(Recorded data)
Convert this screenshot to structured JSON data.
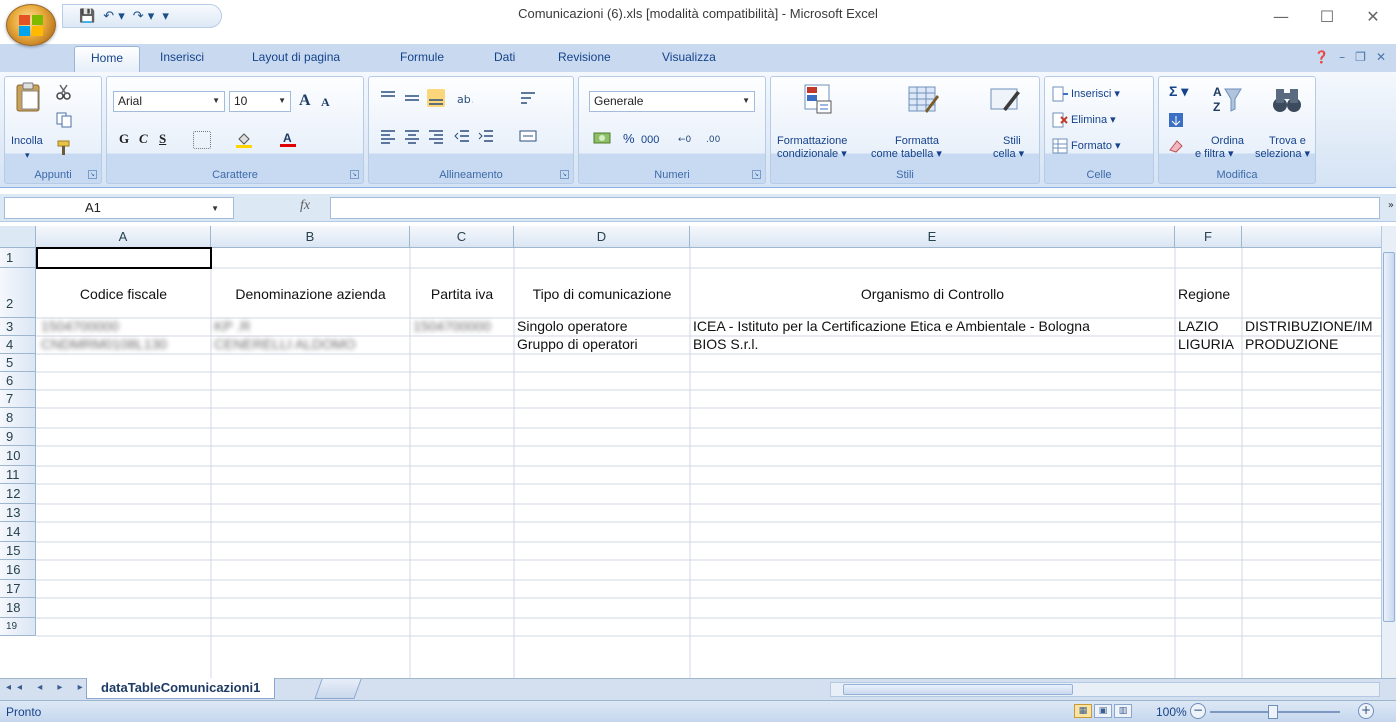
{
  "window": {
    "title": "Comunicazioni (6).xls  [modalità compatibilità] - Microsoft Excel",
    "minimize": "—",
    "maximize": "☐",
    "close": "✕"
  },
  "qat": {
    "save": "💾",
    "undo": "↶ ▾",
    "redo": "↷ ▾",
    "customize": "▾"
  },
  "tabs": [
    {
      "label": "Home"
    },
    {
      "label": "Inserisci"
    },
    {
      "label": "Layout di pagina"
    },
    {
      "label": "Formule"
    },
    {
      "label": "Dati"
    },
    {
      "label": "Revisione"
    },
    {
      "label": "Visualizza"
    }
  ],
  "ribbon": {
    "appunti": {
      "label": "Appunti",
      "paste": "Incolla"
    },
    "carattere": {
      "label": "Carattere",
      "font": "Arial",
      "size": "10",
      "bold": "G",
      "italic": "C",
      "underline": "S",
      "grow": "A",
      "shrink": "A"
    },
    "allineamento": {
      "label": "Allineamento"
    },
    "numeri": {
      "label": "Numeri",
      "format": "Generale",
      "percent": "%",
      "thousands": "000"
    },
    "stili": {
      "label": "Stili",
      "cond1": "Formattazione",
      "cond2": "condizionale ▾",
      "table1": "Formatta",
      "table2": "come tabella ▾",
      "cell1": "Stili",
      "cell2": "cella ▾"
    },
    "celle": {
      "label": "Celle",
      "insert": "Inserisci ▾",
      "delete": "Elimina ▾",
      "format": "Formato ▾"
    },
    "modifica": {
      "label": "Modifica",
      "sum": "Σ ▾",
      "sort1": "Ordina",
      "sort2": "e filtra ▾",
      "find1": "Trova e",
      "find2": "seleziona ▾"
    }
  },
  "formula_bar": {
    "name_box": "A1",
    "fx": "fx",
    "value": ""
  },
  "columns": [
    {
      "letter": "A"
    },
    {
      "letter": "B"
    },
    {
      "letter": "C"
    },
    {
      "letter": "D"
    },
    {
      "letter": "E"
    },
    {
      "letter": "F"
    },
    {
      "letter": ""
    }
  ],
  "rows": [
    "1",
    "2",
    "3",
    "4",
    "5",
    "6",
    "7",
    "8",
    "9",
    "10",
    "11",
    "12",
    "13",
    "14",
    "15",
    "16",
    "17",
    "18",
    "19"
  ],
  "cells": {
    "header": {
      "a": "Codice fiscale",
      "b": "Denominazione azienda",
      "c": "Partita iva",
      "d": "Tipo di comunicazione",
      "e": "Organismo di Controllo",
      "f": "Regione"
    },
    "r3": {
      "a": "1504700000",
      "b": "KP                                    .R",
      "c": "1504700000",
      "d": "Singolo operatore",
      "e": "ICEA - Istituto per la Certificazione Etica e Ambientale - Bologna",
      "f": "LAZIO",
      "g": "DISTRIBUZIONE/IM"
    },
    "r4": {
      "a": "CNDMRM0108L130",
      "b": "CENERELLI ALDOMO",
      "c": "",
      "d": "Gruppo di operatori",
      "e": "BIOS S.r.l.",
      "f": "LIGURIA",
      "g": "PRODUZIONE"
    }
  },
  "sheet": {
    "name": "dataTableComunicazioni1",
    "nav": "◂◂ ◂ ▸ ▸▸"
  },
  "status": {
    "text": "Pronto",
    "zoom": "100%",
    "minus": "−",
    "plus": "+"
  },
  "colors": {
    "accent": "#15428b",
    "ribbon": "#dbe7f5",
    "office_orange": "#e8a93b"
  }
}
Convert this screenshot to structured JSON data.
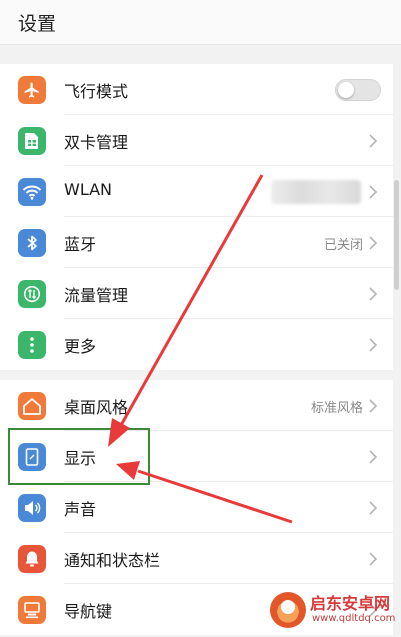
{
  "header": {
    "title": "设置"
  },
  "group1": [
    {
      "label": "飞行模式",
      "icon": "airplane-icon",
      "color": "#f07a3a",
      "control": "toggle",
      "toggle_on": false
    },
    {
      "label": "双卡管理",
      "icon": "sim-card-icon",
      "color": "#3cb66a",
      "control": "chevron"
    },
    {
      "label": "WLAN",
      "icon": "wifi-icon",
      "color": "#4a88d8",
      "control": "chevron"
    },
    {
      "label": "蓝牙",
      "icon": "bluetooth-icon",
      "color": "#4a88d8",
      "control": "chevron",
      "value": "已关闭"
    },
    {
      "label": "流量管理",
      "icon": "data-usage-icon",
      "color": "#3cb66a",
      "control": "chevron"
    },
    {
      "label": "更多",
      "icon": "more-dots-icon",
      "color": "#3cb66a",
      "control": "chevron"
    }
  ],
  "group2": [
    {
      "label": "桌面风格",
      "icon": "home-style-icon",
      "color": "#f07a3a",
      "control": "chevron",
      "value": "标准风格"
    },
    {
      "label": "显示",
      "icon": "display-icon",
      "color": "#4a88d8",
      "control": "chevron"
    },
    {
      "label": "声音",
      "icon": "speaker-icon",
      "color": "#4a88d8",
      "control": "chevron"
    },
    {
      "label": "通知和状态栏",
      "icon": "bell-icon",
      "color": "#e8563a",
      "control": "chevron"
    },
    {
      "label": "导航键",
      "icon": "navigation-key-icon",
      "color": "#f07a3a",
      "control": "chevron"
    }
  ],
  "annotations": {
    "arrow_color": "#e83a3a",
    "highlight_color": "#3a8a3a"
  },
  "watermark": {
    "name": "启东安卓网",
    "url": "www.qdltdq.com"
  }
}
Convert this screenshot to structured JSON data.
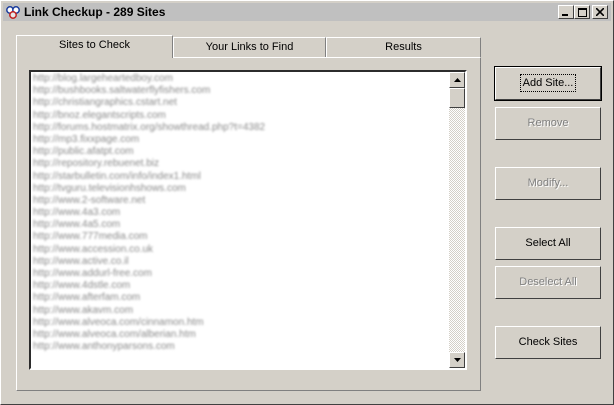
{
  "window": {
    "title": "Link Checkup - 289 Sites"
  },
  "tabs": [
    {
      "label": "Sites to Check",
      "active": true
    },
    {
      "label": "Your Links to Find",
      "active": false
    },
    {
      "label": "Results",
      "active": false
    }
  ],
  "sites": [
    "http://blog.largeheartedboy.com",
    "http://bushbooks.saltwaterflyfishers.com",
    "http://christiangraphics.cstart.net",
    "http://bnoz.elegantscripts.com",
    "http://forums.hostmatrix.org/showthread.php?t=4382",
    "http://mp3.fixxpage.com",
    "http://public.afatpt.com",
    "http://repository.rebuenet.biz",
    "http://starbulletin.com/info/index1.html",
    "http://tvguru.televisionhshows.com",
    "http://www.2-software.net",
    "http://www.4a3.com",
    "http://www.4a5.com",
    "http://www.777media.com",
    "http://www.accession.co.uk",
    "http://www.active.co.il",
    "http://www.addurl-free.com",
    "http://www.4dstle.com",
    "http://www.afterfam.com",
    "http://www.akavm.com",
    "http://www.alveoca.com/cinnamon.htm",
    "http://www.alveoca.com/alberian.htm",
    "http://www.anthonyparsons.com"
  ],
  "buttons": {
    "add_site": "Add Site...",
    "remove": "Remove",
    "modify": "Modify...",
    "select_all": "Select All",
    "deselect_all": "Deselect All",
    "check_sites": "Check Sites"
  },
  "icons": {
    "app": "link-checkup-app-icon",
    "minimize": "minimize-icon",
    "maximize": "maximize-icon",
    "close": "close-icon",
    "scroll_up": "arrow-up-icon",
    "scroll_down": "arrow-down-icon"
  }
}
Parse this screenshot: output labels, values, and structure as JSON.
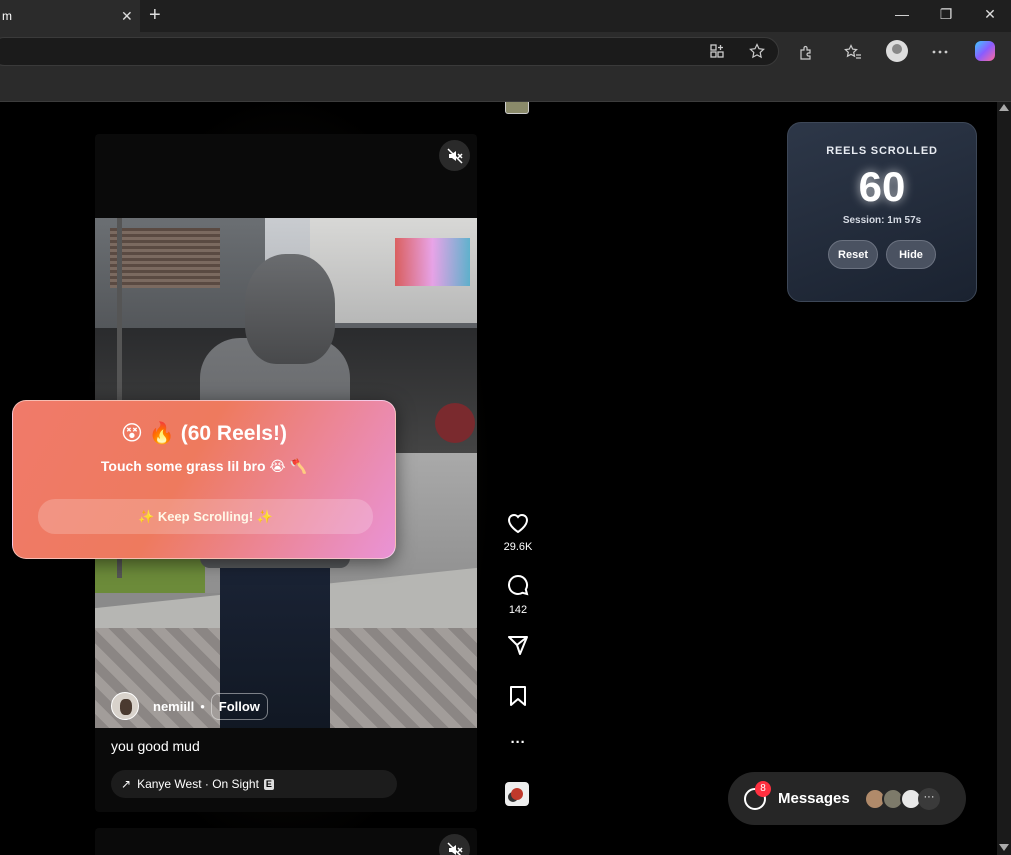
{
  "browser": {
    "tab_title": "m",
    "tab_close": "✕",
    "new_tab": "+",
    "minimize": "—",
    "restore": "❐",
    "close": "✕"
  },
  "reel": {
    "author": "nemiill",
    "separator": "•",
    "follow_label": "Follow",
    "caption": "you good mud",
    "audio": "Kanye West · On Sight",
    "explicit_badge": "E",
    "audio_arrow": "↗"
  },
  "actions": {
    "likes": "29.6K",
    "comments": "142",
    "more": "···"
  },
  "counter": {
    "label": "REELS SCROLLED",
    "value": "60",
    "session": "Session: 1m 57s",
    "reset_label": "Reset",
    "hide_label": "Hide"
  },
  "popup": {
    "title": "😵 🔥 (60 Reels!)",
    "subtitle": "Touch some grass lil bro 😭 🪓",
    "button_label": "✨ Keep Scrolling! ✨"
  },
  "messages": {
    "label": "Messages",
    "badge": "8",
    "more": "···"
  },
  "colors": {
    "popup_start": "#f07a6a",
    "popup_end": "#e993d6",
    "counter_bg": "#2d3748",
    "badge": "#ff3040"
  }
}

• Instructions to follow: Lines from the one that contains "Parse this screenshot: output" through the last line of the data above are to be extracted exactly, with no pictures and no other lines.

• Finished exercise:
Parse this screenshot: output labels, values, and structure as JSON.
{
  "browser": {
    "tab_title": "m",
    "tab_close": "✕",
    "new_tab": "+",
    "minimize": "—",
    "restore": "❐",
    "close": "✕"
  },
  "reel": {
    "author": "nemiill",
    "separator": "•",
    "follow_label": "Follow",
    "caption": "you good mud",
    "audio": "Kanye West · On Sight",
    "explicit_badge": "E",
    "audio_arrow": "↗"
  },
  "actions": {
    "likes": "29.6K",
    "comments": "142",
    "more": "···"
  },
  "counter": {
    "label": "REELS SCROLLED",
    "value": "60",
    "session": "Session: 1m 57s",
    "reset_label": "Reset",
    "hide_label": "Hide"
  },
  "popup": {
    "title": "😵 🔥 (60 Reels!)",
    "subtitle": "Touch some grass lil bro 😭 🪓",
    "button_label": "✨ Keep Scrolling! ✨"
  },
  "messages": {
    "label": "Messages",
    "badge": "8",
    "more": "···"
  },
  "colors": {
    "popup_start": "#f07a6a",
    "popup_end": "#e993d6",
    "counter_bg": "#2d3748",
    "badge": "#ff3040"
  }
}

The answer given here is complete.